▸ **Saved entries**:
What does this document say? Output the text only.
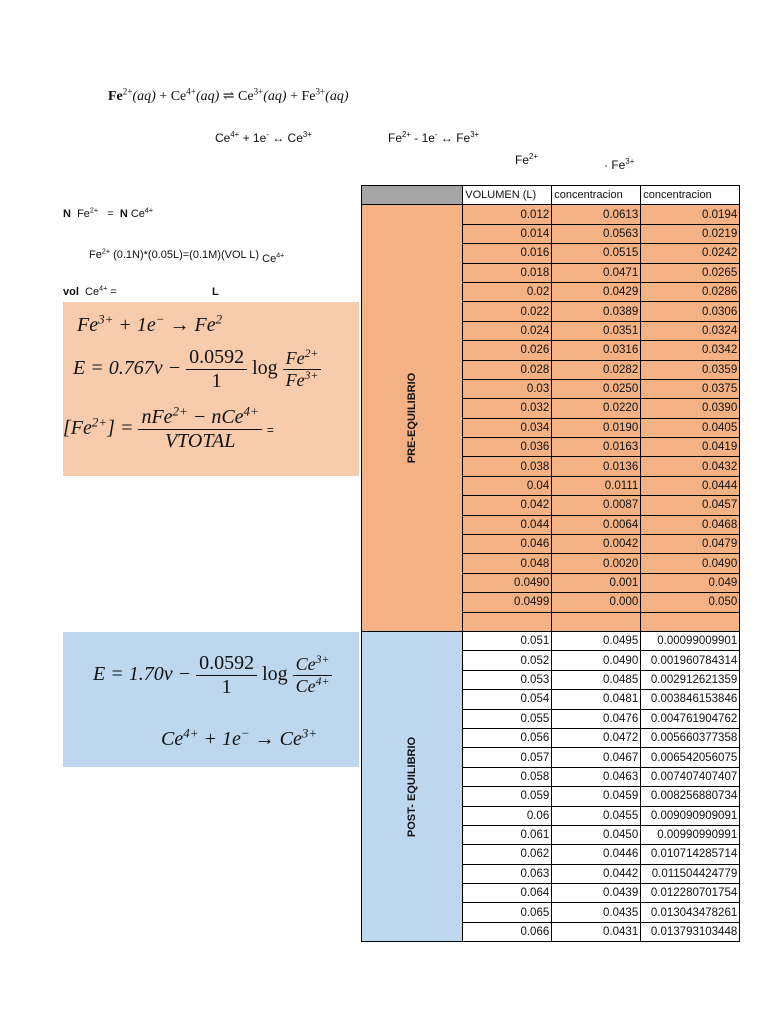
$Fe^{2+}(aq) + Ce^{4+}(aq)$ ⇌ $Ce^{3+}(aq) + Fe^{3+}(aq)$
$Ce^{4+} + 1e^-$ ↔ $Ce^{3+}$	$Fe^{2+} - 1e^-$ ↔ $Fe^{3+}$
$Fe^{2+}$
· $Fe^{3+}$
N $Fe^{2+} = N$ $Ce^{4+}$
$Fe^{2+}$ (0.1N)*(0.05L)=(0.1M)(VOL L) $Ce^{4+}$
vol $Ce^{4+}$ =	L
$Fe^{3+} + 1e^- \to Fe^2$
$E = 0.767v - \frac{0.0592}{1}$ $\log \frac{Fe^{2+}}{Fe^{3+}}$
$[Fe^{2+}] = \frac{nFe^{2+} - nCe^{4+}}{\text{VTOTAL}}$ =
$E = 1.70v - \frac{0.0592}{1}$ $\log \frac{Ce^{3+}}{Ce^{4+}}$
$Ce^{4+} + 1e^- \to Ce^{3+}$
	VOLUMEN (L)	concentracion	concentracion
PRE-EQUILIBRIO	0.012	0.0613	0.0194
	0.014	0.0563	0.0219
	0.016	0.0515	0.0242
	0.018	0.0471	0.0265
	0.02	0.0429	0.0286
	0.022	0.0389	0.0306
	0.024	0.0351	0.0324
	0.026	0.0316	0.0342
	0.028	0.0282	0.0359
	0.03	0.0250	0.0375
	0.032	0.0220	0.0390
	0.034	0.0190	0.0405
	0.036	0.0163	0.0419
	0.038	0.0136	0.0432
	0.04	0.0111	0.0444
	0.042	0.0087	0.0457
	0.044	0.0064	0.0468
	0.046	0.0042	0.0479
	0.048	0.0020	0.0490
	0.0490	0.001	0.049
	0.0499	0.000	0.050

POST- EQUILIBRIO	0.051	0.0495	0.00099009901
	0.052	0.0490	0.001960784314
	0.053	0.0485	0.002912621359
	0.054	0.0481	0.003846153846
	0.055	0.0476	0.004761904762
	0.056	0.0472	0.005660377358
	0.057	0.0467	0.006542056075
	0.058	0.0463	0.007407407407
	0.059	0.0459	0.008256880734
	0.06	0.0455	0.009090909091
	0.061	0.0450	0.00990990991
	0.062	0.0446	0.010714285714
	0.063	0.0442	0.011504424779
	0.064	0.0439	0.012280701754
	0.065	0.0435	0.013043478261
	0.066	0.0431	0.013793103448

▸ **Exercise task**: Quote the data above in full, leaving out the pictures it holds.

▸ **The result**:
What does this document say? Output the text only.
$Fe^{2+}(aq) + Ce^{4+}(aq)$ ⇌ $Ce^{3+}(aq) + Fe^{3+}(aq)$
$Ce^{4+} + 1e^-$ ↔ $Ce^{3+}$	$Fe^{2+} - 1e^-$ ↔ $Fe^{3+}$
$Fe^{2+}$
· $Fe^{3+}$
N $Fe^{2+} = N$ $Ce^{4+}$
$Fe^{2+}$ (0.1N)*(0.05L)=(0.1M)(VOL L) $Ce^{4+}$
vol $Ce^{4+}$ =	L
$Fe^{3+} + 1e^- \to Fe^2$
$E = 0.767v - \frac{0.0592}{1}$ $\log \frac{Fe^{2+}}{Fe^{3+}}$
$[Fe^{2+}] = \frac{nFe^{2+} - nCe^{4+}}{\text{VTOTAL}}$ =
$E = 1.70v - \frac{0.0592}{1}$ $\log \frac{Ce^{3+}}{Ce^{4+}}$
$Ce^{4+} + 1e^- \to Ce^{3+}$
	VOLUMEN (L)	concentracion	concentracion
PRE-EQUILIBRIO	0.012	0.0613	0.0194
	0.014	0.0563	0.0219
	0.016	0.0515	0.0242
	0.018	0.0471	0.0265
	0.02	0.0429	0.0286
	0.022	0.0389	0.0306
	0.024	0.0351	0.0324
	0.026	0.0316	0.0342
	0.028	0.0282	0.0359
	0.03	0.0250	0.0375
	0.032	0.0220	0.0390
	0.034	0.0190	0.0405
	0.036	0.0163	0.0419
	0.038	0.0136	0.0432
	0.04	0.0111	0.0444
	0.042	0.0087	0.0457
	0.044	0.0064	0.0468
	0.046	0.0042	0.0479
	0.048	0.0020	0.0490
	0.0490	0.001	0.049
	0.0499	0.000	0.050

POST- EQUILIBRIO	0.051	0.0495	0.00099009901
	0.052	0.0490	0.001960784314
	0.053	0.0485	0.002912621359
	0.054	0.0481	0.003846153846
	0.055	0.0476	0.004761904762
	0.056	0.0472	0.005660377358
	0.057	0.0467	0.006542056075
	0.058	0.0463	0.007407407407
	0.059	0.0459	0.008256880734
	0.06	0.0455	0.009090909091
	0.061	0.0450	0.00990990991
	0.062	0.0446	0.010714285714
	0.063	0.0442	0.011504424779
	0.064	0.0439	0.012280701754
	0.065	0.0435	0.013043478261
	0.066	0.0431	0.013793103448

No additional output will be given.